[Figure record extracts]
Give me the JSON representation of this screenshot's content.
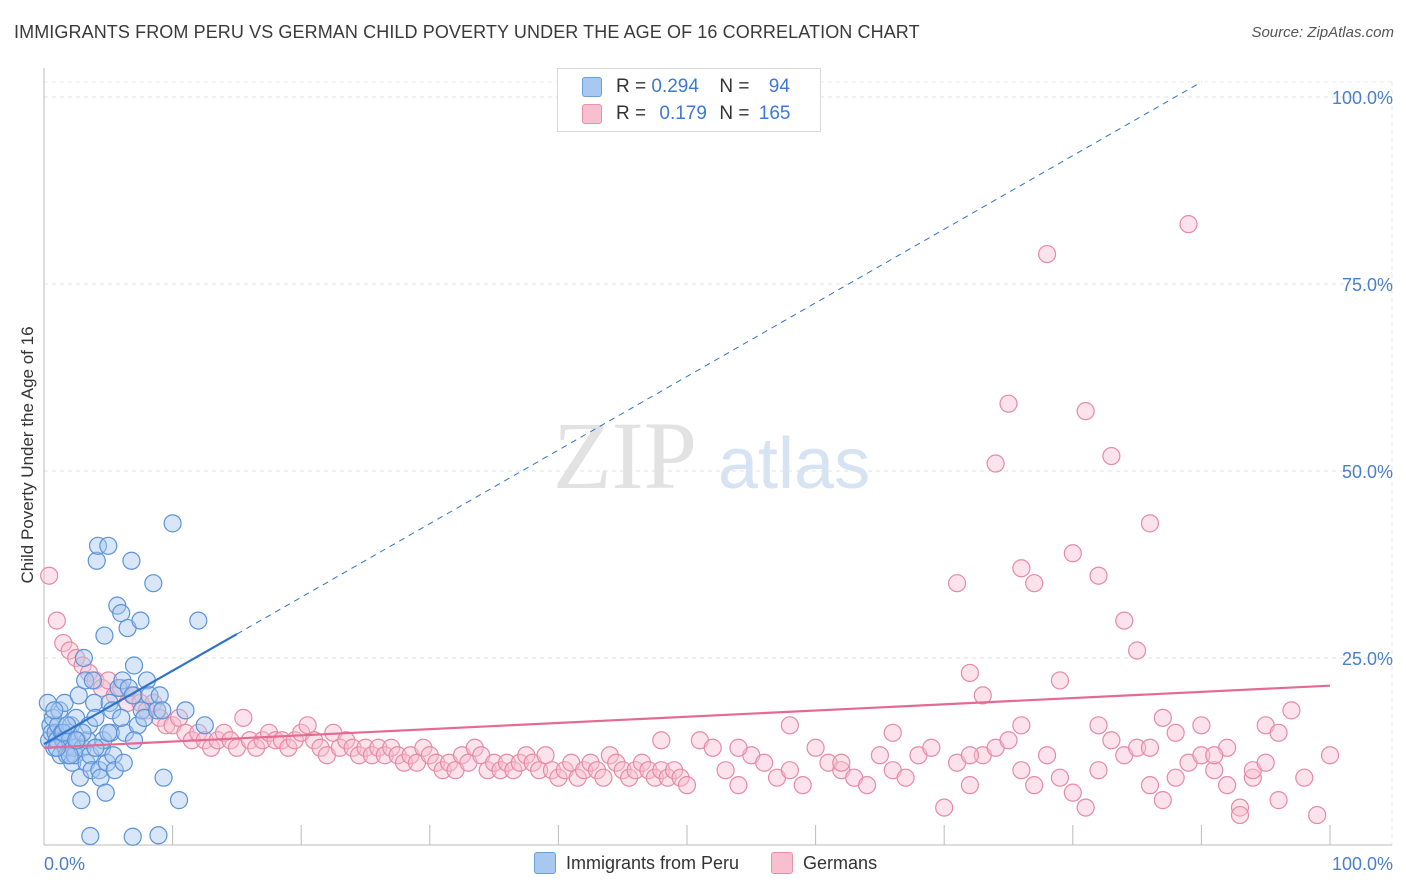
{
  "header": {
    "title": "IMMIGRANTS FROM PERU VS GERMAN CHILD POVERTY UNDER THE AGE OF 16 CORRELATION CHART",
    "source": "Source: ZipAtlas.com"
  },
  "watermark": {
    "zip": "ZIP",
    "atlas": "atlas"
  },
  "legend": {
    "rows": [
      {
        "r_label": "R =",
        "r_value": "0.294",
        "n_label": "N =",
        "n_value": "94",
        "color": "#a8c8f0",
        "stroke": "#6a9fdd"
      },
      {
        "r_label": "R =",
        "r_value": "0.179",
        "n_label": "N =",
        "n_value": "165",
        "color": "#f8bfd0",
        "stroke": "#e890a8"
      }
    ]
  },
  "bottom_legend": [
    {
      "label": "Immigrants from Peru",
      "color": "#a8c8f0",
      "stroke": "#6a9fdd"
    },
    {
      "label": "Germans",
      "color": "#f8bfd0",
      "stroke": "#e890a8"
    }
  ],
  "chart_data": {
    "type": "scatter",
    "title": "IMMIGRANTS FROM PERU VS GERMAN CHILD POVERTY UNDER THE AGE OF 16 CORRELATION CHART",
    "xlabel": "",
    "ylabel": "Child Poverty Under the Age of 16",
    "xlim": [
      0,
      100
    ],
    "ylim": [
      0,
      102
    ],
    "x_tick_labels": [
      {
        "value": 0,
        "label": "0.0%"
      },
      {
        "value": 100,
        "label": "100.0%"
      }
    ],
    "y_tick_labels": [
      {
        "value": 25,
        "label": "25.0%"
      },
      {
        "value": 50,
        "label": "50.0%"
      },
      {
        "value": 75,
        "label": "75.0%"
      },
      {
        "value": 100,
        "label": "100.0%"
      }
    ],
    "colors": {
      "peru_fill": "#a8c8f0",
      "peru_stroke": "#5b93d8",
      "german_fill": "#f8bfd0",
      "german_stroke": "#e68aa6",
      "peru_line": "#2f73c9",
      "german_line": "#e46a94"
    },
    "series": [
      {
        "name": "Immigrants from Peru",
        "trend": {
          "x0": 0,
          "y0": 13.5,
          "x1": 15,
          "y1": 28.2,
          "x_dash_end": 90,
          "y_dash_end": 102
        },
        "points": [
          [
            0.3,
            19
          ],
          [
            0.4,
            14
          ],
          [
            0.5,
            16
          ],
          [
            0.6,
            15
          ],
          [
            0.7,
            17
          ],
          [
            0.8,
            13
          ],
          [
            0.9,
            15
          ],
          [
            1,
            14
          ],
          [
            1.1,
            16
          ],
          [
            1.2,
            18
          ],
          [
            1.3,
            12
          ],
          [
            1.4,
            15
          ],
          [
            1.5,
            14
          ],
          [
            1.6,
            19
          ],
          [
            1.7,
            13
          ],
          [
            1.8,
            12
          ],
          [
            1.9,
            15
          ],
          [
            2,
            14
          ],
          [
            2.1,
            16
          ],
          [
            2.2,
            11
          ],
          [
            2.3,
            13
          ],
          [
            2.4,
            12
          ],
          [
            2.5,
            17
          ],
          [
            2.6,
            14
          ],
          [
            2.7,
            20
          ],
          [
            2.8,
            9
          ],
          [
            2.9,
            6
          ],
          [
            3,
            13
          ],
          [
            3.1,
            25
          ],
          [
            3.2,
            22
          ],
          [
            3.3,
            11
          ],
          [
            3.4,
            14
          ],
          [
            3.5,
            16
          ],
          [
            3.6,
            12
          ],
          [
            3.7,
            10
          ],
          [
            3.8,
            22
          ],
          [
            3.9,
            19
          ],
          [
            4,
            17
          ],
          [
            4.1,
            38
          ],
          [
            4.2,
            40
          ],
          [
            4.3,
            10
          ],
          [
            4.4,
            9
          ],
          [
            4.5,
            13
          ],
          [
            4.6,
            14
          ],
          [
            4.7,
            28
          ],
          [
            4.8,
            7
          ],
          [
            4.9,
            11
          ],
          [
            5,
            40
          ],
          [
            5.1,
            19
          ],
          [
            5.2,
            15
          ],
          [
            5.3,
            18
          ],
          [
            5.4,
            12
          ],
          [
            5.5,
            10
          ],
          [
            5.7,
            32
          ],
          [
            5.8,
            21
          ],
          [
            6,
            31
          ],
          [
            6.1,
            22
          ],
          [
            6.2,
            11
          ],
          [
            6.3,
            15
          ],
          [
            6.5,
            29
          ],
          [
            6.6,
            21
          ],
          [
            6.8,
            38
          ],
          [
            6.9,
            20
          ],
          [
            7,
            24
          ],
          [
            7.3,
            16
          ],
          [
            7.5,
            30
          ],
          [
            7.6,
            18
          ],
          [
            7.8,
            17
          ],
          [
            8,
            22
          ],
          [
            8.2,
            20
          ],
          [
            8.5,
            35
          ],
          [
            8.8,
            18
          ],
          [
            9,
            20
          ],
          [
            9.2,
            18
          ],
          [
            10,
            43
          ],
          [
            12,
            30
          ],
          [
            9.3,
            9
          ],
          [
            10.5,
            6
          ],
          [
            11,
            18
          ],
          [
            12.5,
            16
          ],
          [
            2,
            12
          ],
          [
            1,
            13
          ],
          [
            3,
            15
          ],
          [
            4,
            13
          ],
          [
            5,
            15
          ],
          [
            6,
            17
          ],
          [
            7,
            14
          ],
          [
            3.6,
            1.2
          ],
          [
            6.9,
            1.1
          ],
          [
            8.9,
            1.3
          ],
          [
            1.5,
            15
          ],
          [
            2.5,
            14
          ],
          [
            0.8,
            18
          ],
          [
            1.8,
            16
          ]
        ]
      },
      {
        "name": "Germans",
        "trend": {
          "x0": 0,
          "y0": 13.0,
          "x1": 100,
          "y1": 21.3
        },
        "points": [
          [
            0.4,
            36
          ],
          [
            1,
            30
          ],
          [
            1.5,
            27
          ],
          [
            2,
            26
          ],
          [
            2.5,
            25
          ],
          [
            3,
            24
          ],
          [
            3.5,
            23
          ],
          [
            4,
            22
          ],
          [
            4.5,
            21
          ],
          [
            5,
            22
          ],
          [
            5.5,
            20
          ],
          [
            6,
            21
          ],
          [
            6.5,
            19
          ],
          [
            7,
            20
          ],
          [
            7.5,
            19
          ],
          [
            8,
            18
          ],
          [
            8.5,
            19
          ],
          [
            9,
            17
          ],
          [
            9.5,
            16
          ],
          [
            10,
            16
          ],
          [
            10.5,
            17
          ],
          [
            11,
            15
          ],
          [
            11.5,
            14
          ],
          [
            12,
            15
          ],
          [
            12.5,
            14
          ],
          [
            13,
            13
          ],
          [
            13.5,
            14
          ],
          [
            14,
            15
          ],
          [
            14.5,
            14
          ],
          [
            15,
            13
          ],
          [
            15.5,
            17
          ],
          [
            16,
            14
          ],
          [
            16.5,
            13
          ],
          [
            17,
            14
          ],
          [
            17.5,
            15
          ],
          [
            18,
            14
          ],
          [
            18.5,
            14
          ],
          [
            19,
            13
          ],
          [
            19.5,
            14
          ],
          [
            20,
            15
          ],
          [
            20.5,
            16
          ],
          [
            21,
            14
          ],
          [
            21.5,
            13
          ],
          [
            22,
            12
          ],
          [
            22.5,
            15
          ],
          [
            23,
            13
          ],
          [
            23.5,
            14
          ],
          [
            24,
            13
          ],
          [
            24.5,
            12
          ],
          [
            25,
            13
          ],
          [
            25.5,
            12
          ],
          [
            26,
            13
          ],
          [
            26.5,
            12
          ],
          [
            27,
            13
          ],
          [
            27.5,
            12
          ],
          [
            28,
            11
          ],
          [
            28.5,
            12
          ],
          [
            29,
            11
          ],
          [
            29.5,
            13
          ],
          [
            30,
            12
          ],
          [
            30.5,
            11
          ],
          [
            31,
            10
          ],
          [
            31.5,
            11
          ],
          [
            32,
            10
          ],
          [
            32.5,
            12
          ],
          [
            33,
            11
          ],
          [
            33.5,
            13
          ],
          [
            34,
            12
          ],
          [
            34.5,
            10
          ],
          [
            35,
            11
          ],
          [
            35.5,
            10
          ],
          [
            36,
            11
          ],
          [
            36.5,
            10
          ],
          [
            37,
            11
          ],
          [
            37.5,
            12
          ],
          [
            38,
            11
          ],
          [
            38.5,
            10
          ],
          [
            39,
            12
          ],
          [
            39.5,
            10
          ],
          [
            40,
            9
          ],
          [
            40.5,
            10
          ],
          [
            41,
            11
          ],
          [
            41.5,
            9
          ],
          [
            42,
            10
          ],
          [
            42.5,
            11
          ],
          [
            43,
            10
          ],
          [
            43.5,
            9
          ],
          [
            44,
            12
          ],
          [
            44.5,
            11
          ],
          [
            45,
            10
          ],
          [
            45.5,
            9
          ],
          [
            46,
            10
          ],
          [
            46.5,
            11
          ],
          [
            47,
            10
          ],
          [
            47.5,
            9
          ],
          [
            48,
            10
          ],
          [
            48.5,
            9
          ],
          [
            49,
            10
          ],
          [
            49.5,
            9
          ],
          [
            50,
            8
          ],
          [
            51,
            14
          ],
          [
            52,
            13
          ],
          [
            53,
            10
          ],
          [
            54,
            8
          ],
          [
            55,
            12
          ],
          [
            56,
            11
          ],
          [
            57,
            9
          ],
          [
            58,
            10
          ],
          [
            59,
            8
          ],
          [
            60,
            13
          ],
          [
            61,
            11
          ],
          [
            62,
            10
          ],
          [
            63,
            9
          ],
          [
            64,
            8
          ],
          [
            65,
            12
          ],
          [
            66,
            10
          ],
          [
            67,
            9
          ],
          [
            68,
            12
          ],
          [
            69,
            13
          ],
          [
            70,
            5
          ],
          [
            71,
            11
          ],
          [
            72,
            8
          ],
          [
            73,
            12
          ],
          [
            74,
            13
          ],
          [
            75,
            14
          ],
          [
            76,
            10
          ],
          [
            77,
            8
          ],
          [
            78,
            12
          ],
          [
            79,
            9
          ],
          [
            80,
            7
          ],
          [
            81,
            5
          ],
          [
            82,
            16
          ],
          [
            83,
            14
          ],
          [
            84,
            12
          ],
          [
            85,
            13
          ],
          [
            86,
            8
          ],
          [
            87,
            6
          ],
          [
            88,
            15
          ],
          [
            89,
            11
          ],
          [
            90,
            12
          ],
          [
            91,
            10
          ],
          [
            92,
            13
          ],
          [
            93,
            5
          ],
          [
            94,
            9
          ],
          [
            95,
            16
          ],
          [
            96,
            6
          ],
          [
            97,
            18
          ],
          [
            98,
            9
          ],
          [
            99,
            4
          ],
          [
            100,
            12
          ],
          [
            48,
            14
          ],
          [
            58,
            16
          ],
          [
            66,
            15
          ],
          [
            76,
            16
          ],
          [
            86,
            13
          ],
          [
            96,
            15
          ],
          [
            54,
            13
          ],
          [
            62,
            11
          ],
          [
            72,
            12
          ],
          [
            82,
            10
          ],
          [
            71,
            35
          ],
          [
            72,
            23
          ],
          [
            73,
            20
          ],
          [
            74,
            51
          ],
          [
            75,
            59
          ],
          [
            76,
            37
          ],
          [
            77,
            35
          ],
          [
            78,
            79
          ],
          [
            79,
            22
          ],
          [
            80,
            39
          ],
          [
            81,
            58
          ],
          [
            82,
            36
          ],
          [
            83,
            52
          ],
          [
            84,
            30
          ],
          [
            85,
            26
          ],
          [
            86,
            43
          ],
          [
            87,
            17
          ],
          [
            88,
            9
          ],
          [
            89,
            83
          ],
          [
            90,
            16
          ],
          [
            91,
            12
          ],
          [
            92,
            8
          ],
          [
            93,
            4
          ],
          [
            94,
            10
          ],
          [
            95,
            11
          ]
        ]
      }
    ]
  }
}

EXERCISE DESCRIPTION: Among the entries above, identify all lines with "name" and copy them.

OUTPUT BELOW:
        "name": "Immigrants from Peru",
        "name": "Germans",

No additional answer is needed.